Direction:
Pictures do not belong in the copy; restate the records below word for word.

(Data tied to figure images)
—————

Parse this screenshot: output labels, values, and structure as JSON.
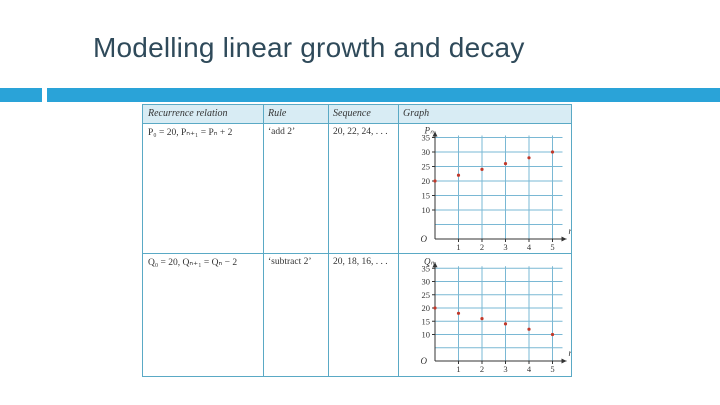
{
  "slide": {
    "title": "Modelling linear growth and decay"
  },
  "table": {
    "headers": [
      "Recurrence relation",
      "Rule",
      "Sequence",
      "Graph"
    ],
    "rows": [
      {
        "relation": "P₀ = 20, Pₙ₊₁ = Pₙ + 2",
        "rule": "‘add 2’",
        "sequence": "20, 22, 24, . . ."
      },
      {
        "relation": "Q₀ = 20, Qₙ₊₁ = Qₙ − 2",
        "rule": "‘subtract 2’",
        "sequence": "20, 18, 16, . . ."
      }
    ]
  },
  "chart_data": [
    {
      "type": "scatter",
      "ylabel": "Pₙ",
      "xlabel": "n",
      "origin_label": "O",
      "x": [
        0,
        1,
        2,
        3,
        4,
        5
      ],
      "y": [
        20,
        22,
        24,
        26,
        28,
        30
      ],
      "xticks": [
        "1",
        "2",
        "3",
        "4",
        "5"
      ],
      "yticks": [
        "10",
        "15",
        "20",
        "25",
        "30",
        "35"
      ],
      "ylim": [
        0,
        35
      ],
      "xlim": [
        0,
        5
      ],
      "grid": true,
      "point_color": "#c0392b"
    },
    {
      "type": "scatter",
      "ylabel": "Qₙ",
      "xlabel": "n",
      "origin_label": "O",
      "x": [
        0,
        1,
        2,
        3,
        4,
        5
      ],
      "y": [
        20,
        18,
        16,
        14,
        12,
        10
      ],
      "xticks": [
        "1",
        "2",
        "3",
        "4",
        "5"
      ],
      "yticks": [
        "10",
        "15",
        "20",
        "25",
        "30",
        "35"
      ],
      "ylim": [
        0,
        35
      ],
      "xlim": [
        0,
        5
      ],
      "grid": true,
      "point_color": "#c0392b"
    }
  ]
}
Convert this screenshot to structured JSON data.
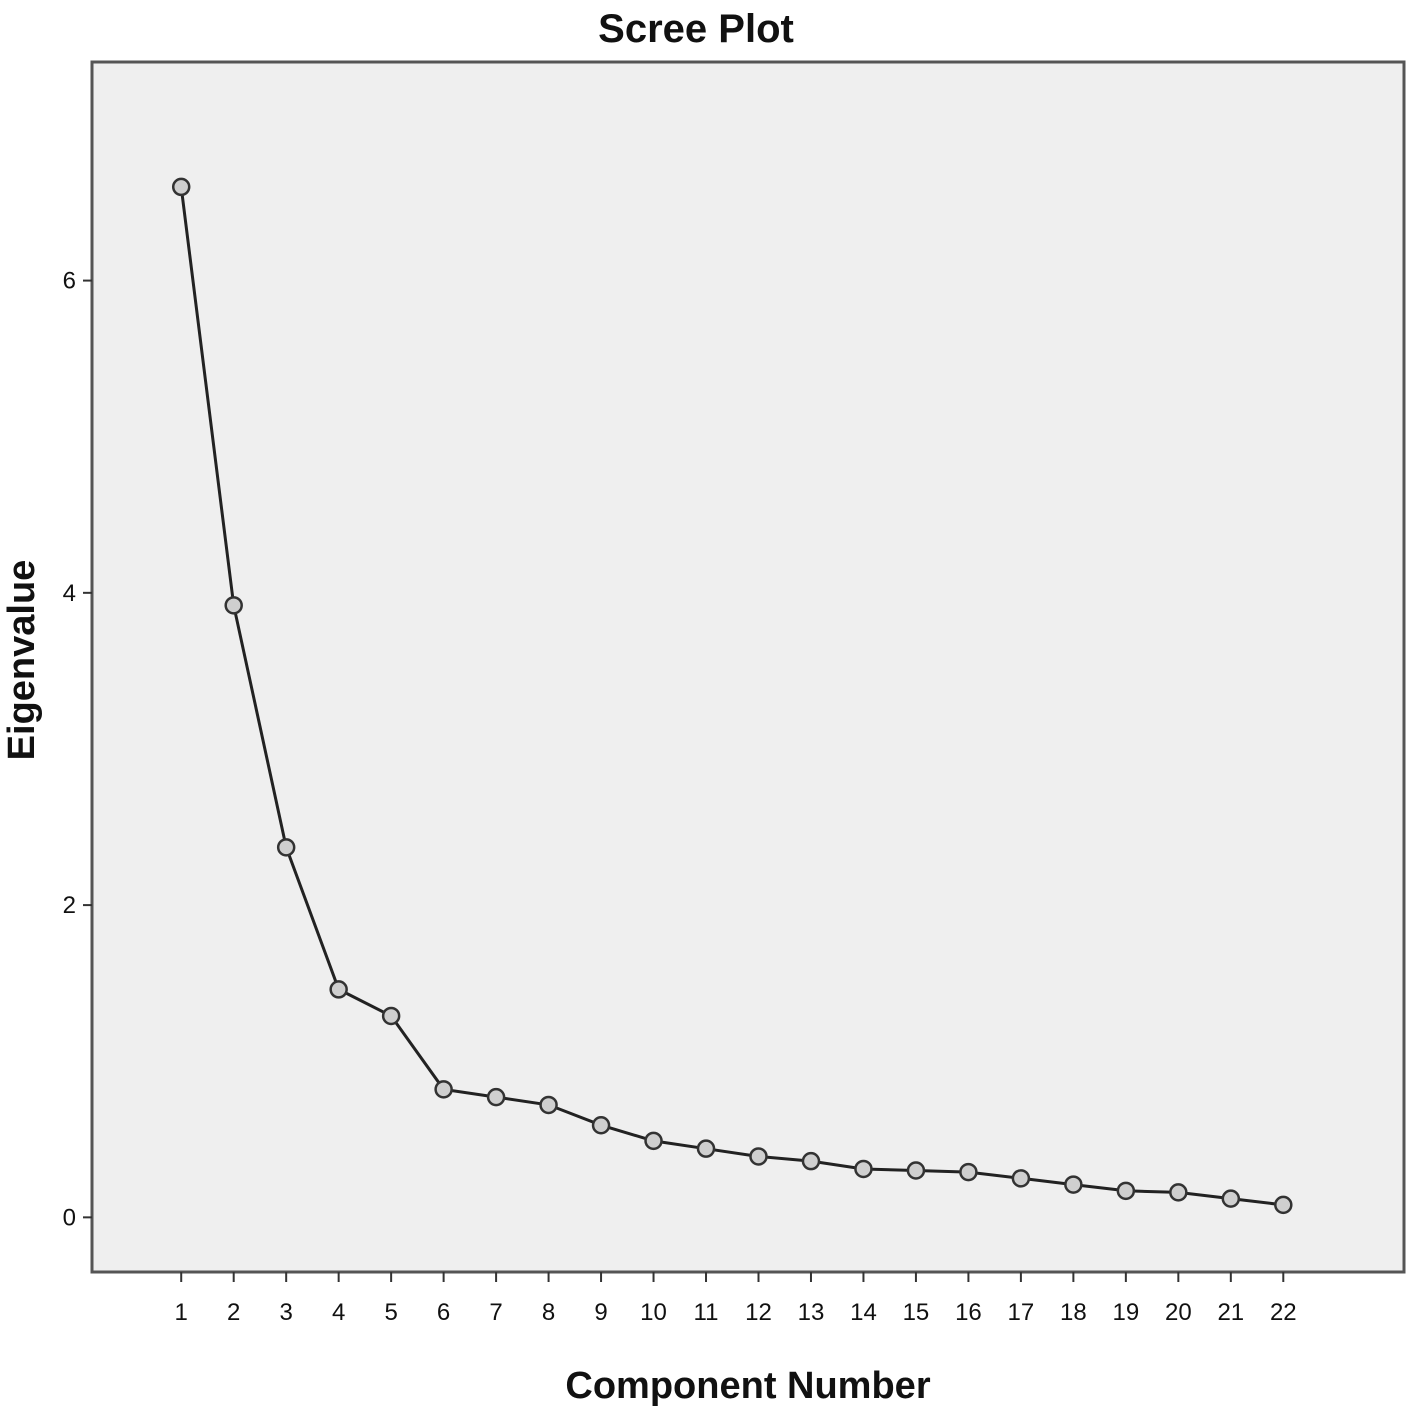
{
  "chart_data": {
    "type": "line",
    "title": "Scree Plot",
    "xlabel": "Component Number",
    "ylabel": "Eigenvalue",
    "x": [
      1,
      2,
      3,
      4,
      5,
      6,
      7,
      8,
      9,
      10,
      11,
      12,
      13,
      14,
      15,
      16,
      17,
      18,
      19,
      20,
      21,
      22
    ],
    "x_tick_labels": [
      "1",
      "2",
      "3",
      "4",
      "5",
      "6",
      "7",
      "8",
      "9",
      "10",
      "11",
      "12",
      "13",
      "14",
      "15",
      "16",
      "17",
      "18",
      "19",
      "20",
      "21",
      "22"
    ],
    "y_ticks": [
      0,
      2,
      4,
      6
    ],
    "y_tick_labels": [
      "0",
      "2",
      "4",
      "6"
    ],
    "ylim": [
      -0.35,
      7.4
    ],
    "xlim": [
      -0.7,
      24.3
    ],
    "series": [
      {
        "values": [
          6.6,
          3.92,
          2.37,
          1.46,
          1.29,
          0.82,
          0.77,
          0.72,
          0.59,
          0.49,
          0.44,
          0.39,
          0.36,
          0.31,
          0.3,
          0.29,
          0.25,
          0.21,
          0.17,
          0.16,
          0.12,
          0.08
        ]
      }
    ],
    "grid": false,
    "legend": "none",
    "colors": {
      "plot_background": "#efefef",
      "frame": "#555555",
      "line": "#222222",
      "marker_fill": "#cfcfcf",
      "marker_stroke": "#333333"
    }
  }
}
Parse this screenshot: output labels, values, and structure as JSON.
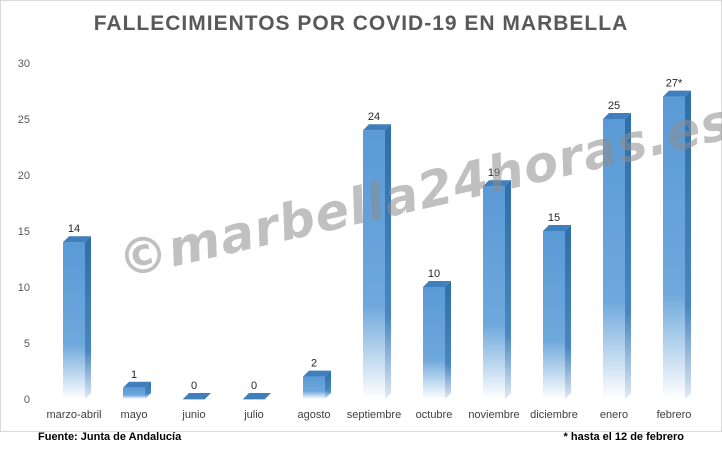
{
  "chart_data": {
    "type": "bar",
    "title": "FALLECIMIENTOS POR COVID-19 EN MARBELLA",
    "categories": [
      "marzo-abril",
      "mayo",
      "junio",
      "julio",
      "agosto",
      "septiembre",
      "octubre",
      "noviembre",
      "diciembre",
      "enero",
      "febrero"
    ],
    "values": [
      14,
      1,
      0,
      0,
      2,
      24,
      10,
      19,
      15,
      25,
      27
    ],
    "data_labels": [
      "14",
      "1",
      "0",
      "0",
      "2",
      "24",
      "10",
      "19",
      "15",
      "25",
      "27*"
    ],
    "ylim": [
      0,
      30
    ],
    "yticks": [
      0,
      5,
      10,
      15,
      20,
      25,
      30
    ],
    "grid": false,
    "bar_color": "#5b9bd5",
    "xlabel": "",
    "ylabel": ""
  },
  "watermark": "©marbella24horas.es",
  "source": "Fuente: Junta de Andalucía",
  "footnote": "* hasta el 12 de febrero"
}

—————

Response to this task:
Parse this screenshot: output labels, values, and structure as JSON.
{
  "slide": {
    "title": "Modelling linear growth and decay"
  },
  "table": {
    "headers": [
      "Recurrence relation",
      "Rule",
      "Sequence",
      "Graph"
    ],
    "rows": [
      {
        "relation": "P₀ = 20, Pₙ₊₁ = Pₙ + 2",
        "rule": "‘add 2’",
        "sequence": "20, 22, 24, . . ."
      },
      {
        "relation": "Q₀ = 20, Qₙ₊₁ = Qₙ − 2",
        "rule": "‘subtract 2’",
        "sequence": "20, 18, 16, . . ."
      }
    ]
  },
  "chart_data": [
    {
      "type": "scatter",
      "ylabel": "Pₙ",
      "xlabel": "n",
      "origin_label": "O",
      "x": [
        0,
        1,
        2,
        3,
        4,
        5
      ],
      "y": [
        20,
        22,
        24,
        26,
        28,
        30
      ],
      "xticks": [
        "1",
        "2",
        "3",
        "4",
        "5"
      ],
      "yticks": [
        "10",
        "15",
        "20",
        "25",
        "30",
        "35"
      ],
      "ylim": [
        0,
        35
      ],
      "xlim": [
        0,
        5
      ],
      "grid": true,
      "point_color": "#c0392b"
    },
    {
      "type": "scatter",
      "ylabel": "Qₙ",
      "xlabel": "n",
      "origin_label": "O",
      "x": [
        0,
        1,
        2,
        3,
        4,
        5
      ],
      "y": [
        20,
        18,
        16,
        14,
        12,
        10
      ],
      "xticks": [
        "1",
        "2",
        "3",
        "4",
        "5"
      ],
      "yticks": [
        "10",
        "15",
        "20",
        "25",
        "30",
        "35"
      ],
      "ylim": [
        0,
        35
      ],
      "xlim": [
        0,
        5
      ],
      "grid": true,
      "point_color": "#c0392b"
    }
  ]
}
Convert this screenshot to structured JSON data.
{
  "chart_data": {
    "type": "line",
    "title": "Scree Plot",
    "xlabel": "Component Number",
    "ylabel": "Eigenvalue",
    "x": [
      1,
      2,
      3,
      4,
      5,
      6,
      7,
      8,
      9,
      10,
      11,
      12,
      13,
      14,
      15,
      16,
      17,
      18,
      19,
      20,
      21,
      22
    ],
    "x_tick_labels": [
      "1",
      "2",
      "3",
      "4",
      "5",
      "6",
      "7",
      "8",
      "9",
      "10",
      "11",
      "12",
      "13",
      "14",
      "15",
      "16",
      "17",
      "18",
      "19",
      "20",
      "21",
      "22"
    ],
    "y_ticks": [
      0,
      2,
      4,
      6
    ],
    "y_tick_labels": [
      "0",
      "2",
      "4",
      "6"
    ],
    "ylim": [
      -0.35,
      7.4
    ],
    "xlim": [
      -0.7,
      24.3
    ],
    "series": [
      {
        "values": [
          6.6,
          3.92,
          2.37,
          1.46,
          1.29,
          0.82,
          0.77,
          0.72,
          0.59,
          0.49,
          0.44,
          0.39,
          0.36,
          0.31,
          0.3,
          0.29,
          0.25,
          0.21,
          0.17,
          0.16,
          0.12,
          0.08
        ]
      }
    ],
    "grid": false,
    "legend": "none",
    "colors": {
      "plot_background": "#efefef",
      "frame": "#555555",
      "line": "#222222",
      "marker_fill": "#cfcfcf",
      "marker_stroke": "#333333"
    }
  }
}
Parse this screenshot: output labels, values, and structure as JSON.
{
  "chart_data": {
    "type": "bar",
    "title": "FALLECIMIENTOS POR COVID-19 EN MARBELLA",
    "categories": [
      "marzo-abril",
      "mayo",
      "junio",
      "julio",
      "agosto",
      "septiembre",
      "octubre",
      "noviembre",
      "diciembre",
      "enero",
      "febrero"
    ],
    "values": [
      14,
      1,
      0,
      0,
      2,
      24,
      10,
      19,
      15,
      25,
      27
    ],
    "data_labels": [
      "14",
      "1",
      "0",
      "0",
      "2",
      "24",
      "10",
      "19",
      "15",
      "25",
      "27*"
    ],
    "ylim": [
      0,
      30
    ],
    "yticks": [
      0,
      5,
      10,
      15,
      20,
      25,
      30
    ],
    "grid": false,
    "bar_color": "#5b9bd5",
    "xlabel": "",
    "ylabel": ""
  },
  "watermark": "©marbella24horas.es",
  "source": "Fuente: Junta de Andalucía",
  "footnote": "* hasta el 12 de febrero"
}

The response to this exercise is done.